Repeat the whole listing exactly as written.
•••••
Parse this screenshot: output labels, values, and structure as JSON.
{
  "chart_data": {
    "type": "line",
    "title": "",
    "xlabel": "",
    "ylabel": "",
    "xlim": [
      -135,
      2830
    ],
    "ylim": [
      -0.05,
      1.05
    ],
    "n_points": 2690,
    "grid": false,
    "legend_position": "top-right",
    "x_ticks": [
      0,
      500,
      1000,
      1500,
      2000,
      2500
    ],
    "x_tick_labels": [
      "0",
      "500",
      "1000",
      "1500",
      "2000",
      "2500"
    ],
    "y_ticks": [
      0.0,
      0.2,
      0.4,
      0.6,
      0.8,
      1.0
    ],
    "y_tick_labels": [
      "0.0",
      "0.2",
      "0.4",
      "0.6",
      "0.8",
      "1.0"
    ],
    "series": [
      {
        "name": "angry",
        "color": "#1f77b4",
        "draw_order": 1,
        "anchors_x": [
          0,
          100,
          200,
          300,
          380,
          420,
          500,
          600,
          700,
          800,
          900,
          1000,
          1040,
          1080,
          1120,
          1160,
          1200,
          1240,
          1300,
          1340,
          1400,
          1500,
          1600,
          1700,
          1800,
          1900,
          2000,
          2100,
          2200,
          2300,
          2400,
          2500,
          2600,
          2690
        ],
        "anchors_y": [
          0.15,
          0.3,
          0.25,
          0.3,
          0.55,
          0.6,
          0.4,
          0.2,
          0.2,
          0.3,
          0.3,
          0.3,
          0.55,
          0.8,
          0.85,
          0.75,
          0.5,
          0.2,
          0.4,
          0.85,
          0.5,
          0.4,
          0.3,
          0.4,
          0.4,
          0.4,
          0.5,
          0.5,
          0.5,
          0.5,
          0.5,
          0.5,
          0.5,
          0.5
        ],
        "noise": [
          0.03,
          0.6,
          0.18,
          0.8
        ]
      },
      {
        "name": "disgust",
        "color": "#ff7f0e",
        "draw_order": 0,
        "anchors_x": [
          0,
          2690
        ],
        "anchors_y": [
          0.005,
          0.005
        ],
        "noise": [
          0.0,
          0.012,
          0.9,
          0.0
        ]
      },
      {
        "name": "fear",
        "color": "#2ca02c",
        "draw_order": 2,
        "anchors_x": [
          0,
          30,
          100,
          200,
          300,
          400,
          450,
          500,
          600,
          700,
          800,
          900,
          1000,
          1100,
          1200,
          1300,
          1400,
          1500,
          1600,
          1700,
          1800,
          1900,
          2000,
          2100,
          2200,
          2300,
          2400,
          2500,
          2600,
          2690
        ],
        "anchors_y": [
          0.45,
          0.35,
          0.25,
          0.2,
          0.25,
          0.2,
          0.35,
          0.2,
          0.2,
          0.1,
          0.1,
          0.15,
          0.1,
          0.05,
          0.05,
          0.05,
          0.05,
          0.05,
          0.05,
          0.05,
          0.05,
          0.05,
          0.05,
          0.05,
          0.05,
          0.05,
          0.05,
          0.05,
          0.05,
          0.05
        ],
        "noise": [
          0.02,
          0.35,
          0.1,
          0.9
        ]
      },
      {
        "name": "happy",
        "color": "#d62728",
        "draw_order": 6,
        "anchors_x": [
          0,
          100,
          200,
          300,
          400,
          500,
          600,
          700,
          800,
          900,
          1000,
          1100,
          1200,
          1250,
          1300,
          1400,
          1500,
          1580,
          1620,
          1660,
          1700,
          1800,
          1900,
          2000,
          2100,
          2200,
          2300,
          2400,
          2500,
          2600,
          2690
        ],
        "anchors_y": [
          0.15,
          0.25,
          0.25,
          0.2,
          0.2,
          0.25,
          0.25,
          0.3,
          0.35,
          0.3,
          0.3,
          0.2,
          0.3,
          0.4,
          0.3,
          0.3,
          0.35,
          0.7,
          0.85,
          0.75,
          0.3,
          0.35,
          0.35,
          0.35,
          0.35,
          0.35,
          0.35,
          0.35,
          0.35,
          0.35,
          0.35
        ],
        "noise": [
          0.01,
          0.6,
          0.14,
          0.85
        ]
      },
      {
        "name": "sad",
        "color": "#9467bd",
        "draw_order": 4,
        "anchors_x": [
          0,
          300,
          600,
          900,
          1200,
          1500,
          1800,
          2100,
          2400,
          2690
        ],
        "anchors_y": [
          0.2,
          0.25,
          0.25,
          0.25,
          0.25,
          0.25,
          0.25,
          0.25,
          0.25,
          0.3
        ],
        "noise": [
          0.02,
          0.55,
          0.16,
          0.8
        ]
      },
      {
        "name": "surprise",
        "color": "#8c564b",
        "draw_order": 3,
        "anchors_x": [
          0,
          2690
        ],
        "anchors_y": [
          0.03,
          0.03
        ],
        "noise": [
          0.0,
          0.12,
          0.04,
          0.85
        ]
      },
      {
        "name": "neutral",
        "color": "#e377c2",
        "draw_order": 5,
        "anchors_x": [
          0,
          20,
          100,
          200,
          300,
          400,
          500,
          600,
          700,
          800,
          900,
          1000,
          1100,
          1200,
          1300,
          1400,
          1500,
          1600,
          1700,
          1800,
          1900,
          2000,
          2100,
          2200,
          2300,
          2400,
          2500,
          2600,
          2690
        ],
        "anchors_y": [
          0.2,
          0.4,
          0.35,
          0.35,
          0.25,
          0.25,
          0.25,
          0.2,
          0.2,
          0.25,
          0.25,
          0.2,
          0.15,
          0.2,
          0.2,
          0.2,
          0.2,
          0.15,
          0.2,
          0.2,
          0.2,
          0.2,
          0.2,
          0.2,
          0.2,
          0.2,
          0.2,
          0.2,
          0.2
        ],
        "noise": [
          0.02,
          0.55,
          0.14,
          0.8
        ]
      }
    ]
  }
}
•••••
Solution to this exercise =>
Parse this screenshot: output labels, values, and structure as JSON.
{
  "chart_data": {
    "type": "line",
    "title": "",
    "xlabel": "",
    "ylabel": "",
    "xlim": [
      -135,
      2830
    ],
    "ylim": [
      -0.05,
      1.05
    ],
    "n_points": 2690,
    "grid": false,
    "legend_position": "top-right",
    "x_ticks": [
      0,
      500,
      1000,
      1500,
      2000,
      2500
    ],
    "x_tick_labels": [
      "0",
      "500",
      "1000",
      "1500",
      "2000",
      "2500"
    ],
    "y_ticks": [
      0.0,
      0.2,
      0.4,
      0.6,
      0.8,
      1.0
    ],
    "y_tick_labels": [
      "0.0",
      "0.2",
      "0.4",
      "0.6",
      "0.8",
      "1.0"
    ],
    "series": [
      {
        "name": "angry",
        "color": "#1f77b4",
        "draw_order": 1,
        "anchors_x": [
          0,
          100,
          200,
          300,
          380,
          420,
          500,
          600,
          700,
          800,
          900,
          1000,
          1040,
          1080,
          1120,
          1160,
          1200,
          1240,
          1300,
          1340,
          1400,
          1500,
          1600,
          1700,
          1800,
          1900,
          2000,
          2100,
          2200,
          2300,
          2400,
          2500,
          2600,
          2690
        ],
        "anchors_y": [
          0.15,
          0.3,
          0.25,
          0.3,
          0.55,
          0.6,
          0.4,
          0.2,
          0.2,
          0.3,
          0.3,
          0.3,
          0.55,
          0.8,
          0.85,
          0.75,
          0.5,
          0.2,
          0.4,
          0.85,
          0.5,
          0.4,
          0.3,
          0.4,
          0.4,
          0.4,
          0.5,
          0.5,
          0.5,
          0.5,
          0.5,
          0.5,
          0.5,
          0.5
        ],
        "noise": [
          0.03,
          0.6,
          0.18,
          0.8
        ]
      },
      {
        "name": "disgust",
        "color": "#ff7f0e",
        "draw_order": 0,
        "anchors_x": [
          0,
          2690
        ],
        "anchors_y": [
          0.005,
          0.005
        ],
        "noise": [
          0.0,
          0.012,
          0.9,
          0.0
        ]
      },
      {
        "name": "fear",
        "color": "#2ca02c",
        "draw_order": 2,
        "anchors_x": [
          0,
          30,
          100,
          200,
          300,
          400,
          450,
          500,
          600,
          700,
          800,
          900,
          1000,
          1100,
          1200,
          1300,
          1400,
          1500,
          1600,
          1700,
          1800,
          1900,
          2000,
          2100,
          2200,
          2300,
          2400,
          2500,
          2600,
          2690
        ],
        "anchors_y": [
          0.45,
          0.35,
          0.25,
          0.2,
          0.25,
          0.2,
          0.35,
          0.2,
          0.2,
          0.1,
          0.1,
          0.15,
          0.1,
          0.05,
          0.05,
          0.05,
          0.05,
          0.05,
          0.05,
          0.05,
          0.05,
          0.05,
          0.05,
          0.05,
          0.05,
          0.05,
          0.05,
          0.05,
          0.05,
          0.05
        ],
        "noise": [
          0.02,
          0.35,
          0.1,
          0.9
        ]
      },
      {
        "name": "happy",
        "color": "#d62728",
        "draw_order": 6,
        "anchors_x": [
          0,
          100,
          200,
          300,
          400,
          500,
          600,
          700,
          800,
          900,
          1000,
          1100,
          1200,
          1250,
          1300,
          1400,
          1500,
          1580,
          1620,
          1660,
          1700,
          1800,
          1900,
          2000,
          2100,
          2200,
          2300,
          2400,
          2500,
          2600,
          2690
        ],
        "anchors_y": [
          0.15,
          0.25,
          0.25,
          0.2,
          0.2,
          0.25,
          0.25,
          0.3,
          0.35,
          0.3,
          0.3,
          0.2,
          0.3,
          0.4,
          0.3,
          0.3,
          0.35,
          0.7,
          0.85,
          0.75,
          0.3,
          0.35,
          0.35,
          0.35,
          0.35,
          0.35,
          0.35,
          0.35,
          0.35,
          0.35,
          0.35
        ],
        "noise": [
          0.01,
          0.6,
          0.14,
          0.85
        ]
      },
      {
        "name": "sad",
        "color": "#9467bd",
        "draw_order": 4,
        "anchors_x": [
          0,
          300,
          600,
          900,
          1200,
          1500,
          1800,
          2100,
          2400,
          2690
        ],
        "anchors_y": [
          0.2,
          0.25,
          0.25,
          0.25,
          0.25,
          0.25,
          0.25,
          0.25,
          0.25,
          0.3
        ],
        "noise": [
          0.02,
          0.55,
          0.16,
          0.8
        ]
      },
      {
        "name": "surprise",
        "color": "#8c564b",
        "draw_order": 3,
        "anchors_x": [
          0,
          2690
        ],
        "anchors_y": [
          0.03,
          0.03
        ],
        "noise": [
          0.0,
          0.12,
          0.04,
          0.85
        ]
      },
      {
        "name": "neutral",
        "color": "#e377c2",
        "draw_order": 5,
        "anchors_x": [
          0,
          20,
          100,
          200,
          300,
          400,
          500,
          600,
          700,
          800,
          900,
          1000,
          1100,
          1200,
          1300,
          1400,
          1500,
          1600,
          1700,
          1800,
          1900,
          2000,
          2100,
          2200,
          2300,
          2400,
          2500,
          2600,
          2690
        ],
        "anchors_y": [
          0.2,
          0.4,
          0.35,
          0.35,
          0.25,
          0.25,
          0.25,
          0.2,
          0.2,
          0.25,
          0.25,
          0.2,
          0.15,
          0.2,
          0.2,
          0.2,
          0.2,
          0.15,
          0.2,
          0.2,
          0.2,
          0.2,
          0.2,
          0.2,
          0.2,
          0.2,
          0.2,
          0.2,
          0.2
        ],
        "noise": [
          0.02,
          0.55,
          0.14,
          0.8
        ]
      }
    ]
  }
}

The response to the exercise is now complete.